▸ EXERCISE DESCRIPTION
Reproduce all the lines below exactly and omit the images.

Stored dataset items
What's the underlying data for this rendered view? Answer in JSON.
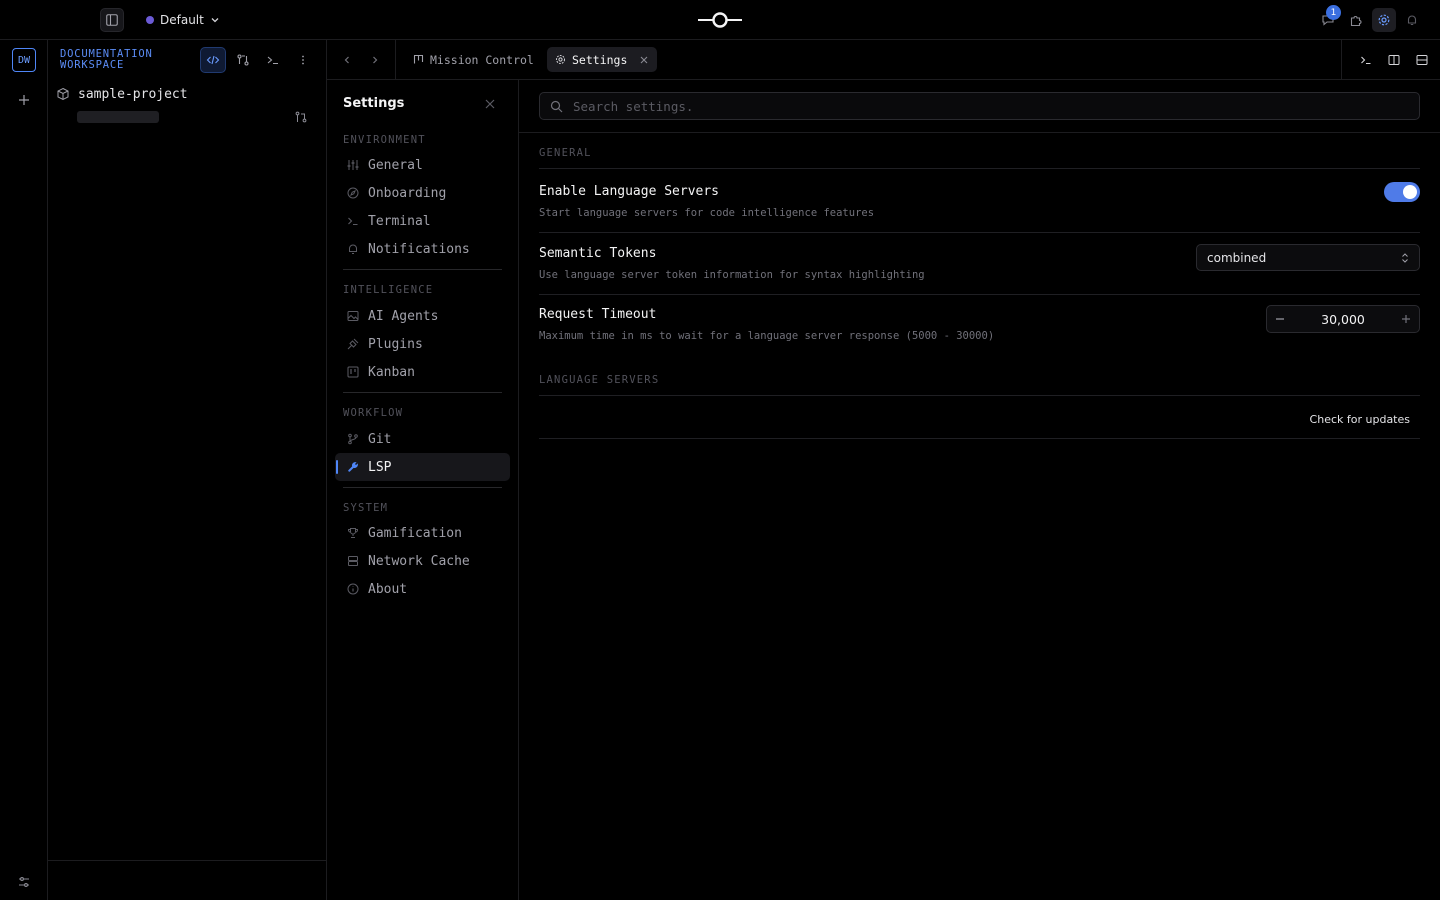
{
  "colors": {
    "accent": "#4f86f7",
    "env_dot": "#6b5bd6",
    "badge": "#3b6fe0",
    "toggle_on": "#4f7be8",
    "icon": "#8a8a93",
    "icon_dim": "#5b5b63"
  },
  "topbar": {
    "environment": "Default",
    "notification_count": "1",
    "icons": [
      "sidebar-toggle-icon",
      "logo",
      "notifications-icon",
      "plugins-icon",
      "settings-gear-icon",
      "bell-icon"
    ]
  },
  "rail": {
    "workspace_initials": "DW"
  },
  "project_panel": {
    "workspace_name": "DOCUMENTATION WORKSPACE",
    "project_name": "sample-project"
  },
  "tabs": [
    {
      "label": "Mission Control",
      "icon": "kanban-icon",
      "active": false
    },
    {
      "label": "Settings",
      "icon": "gear-icon",
      "active": true
    }
  ],
  "settings_nav": {
    "title": "Settings",
    "sections": [
      {
        "label": "ENVIRONMENT",
        "items": [
          "General",
          "Onboarding",
          "Terminal",
          "Notifications"
        ]
      },
      {
        "label": "INTELLIGENCE",
        "items": [
          "AI Agents",
          "Plugins",
          "Kanban"
        ]
      },
      {
        "label": "WORKFLOW",
        "items": [
          "Git",
          "LSP"
        ]
      },
      {
        "label": "SYSTEM",
        "items": [
          "Gamification",
          "Network Cache",
          "About"
        ]
      }
    ],
    "active_item": "LSP"
  },
  "settings_main": {
    "search_placeholder": "Search settings.",
    "general_label": "GENERAL",
    "enable_lsp": {
      "title": "Enable Language Servers",
      "description": "Start language servers for code intelligence features",
      "enabled": true
    },
    "semantic_tokens": {
      "title": "Semantic Tokens",
      "description": "Use language server token information for syntax highlighting",
      "value": "combined"
    },
    "request_timeout": {
      "title": "Request Timeout",
      "description": "Maximum time in ms to wait for a language server response (5000 - 30000)",
      "value": "30,000"
    },
    "language_servers_label": "LANGUAGE SERVERS",
    "check_updates_label": "Check for updates"
  }
}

▸ ANSWER
What's the underlying data for this rendered view? Answer in JSON.
{
  "colors": {
    "accent": "#4f86f7",
    "env_dot": "#6b5bd6",
    "badge": "#3b6fe0",
    "toggle_on": "#4f7be8",
    "icon": "#8a8a93",
    "icon_dim": "#5b5b63"
  },
  "topbar": {
    "environment": "Default",
    "notification_count": "1",
    "icons": [
      "sidebar-toggle-icon",
      "logo",
      "notifications-icon",
      "plugins-icon",
      "settings-gear-icon",
      "bell-icon"
    ]
  },
  "rail": {
    "workspace_initials": "DW"
  },
  "project_panel": {
    "workspace_name": "DOCUMENTATION WORKSPACE",
    "project_name": "sample-project"
  },
  "tabs": [
    {
      "label": "Mission Control",
      "icon": "kanban-icon",
      "active": false
    },
    {
      "label": "Settings",
      "icon": "gear-icon",
      "active": true
    }
  ],
  "settings_nav": {
    "title": "Settings",
    "sections": [
      {
        "label": "ENVIRONMENT",
        "items": [
          "General",
          "Onboarding",
          "Terminal",
          "Notifications"
        ]
      },
      {
        "label": "INTELLIGENCE",
        "items": [
          "AI Agents",
          "Plugins",
          "Kanban"
        ]
      },
      {
        "label": "WORKFLOW",
        "items": [
          "Git",
          "LSP"
        ]
      },
      {
        "label": "SYSTEM",
        "items": [
          "Gamification",
          "Network Cache",
          "About"
        ]
      }
    ],
    "active_item": "LSP"
  },
  "settings_main": {
    "search_placeholder": "Search settings.",
    "general_label": "GENERAL",
    "enable_lsp": {
      "title": "Enable Language Servers",
      "description": "Start language servers for code intelligence features",
      "enabled": true
    },
    "semantic_tokens": {
      "title": "Semantic Tokens",
      "description": "Use language server token information for syntax highlighting",
      "value": "combined"
    },
    "request_timeout": {
      "title": "Request Timeout",
      "description": "Maximum time in ms to wait for a language server response (5000 - 30000)",
      "value": "30,000"
    },
    "language_servers_label": "LANGUAGE SERVERS",
    "check_updates_label": "Check for updates"
  }
}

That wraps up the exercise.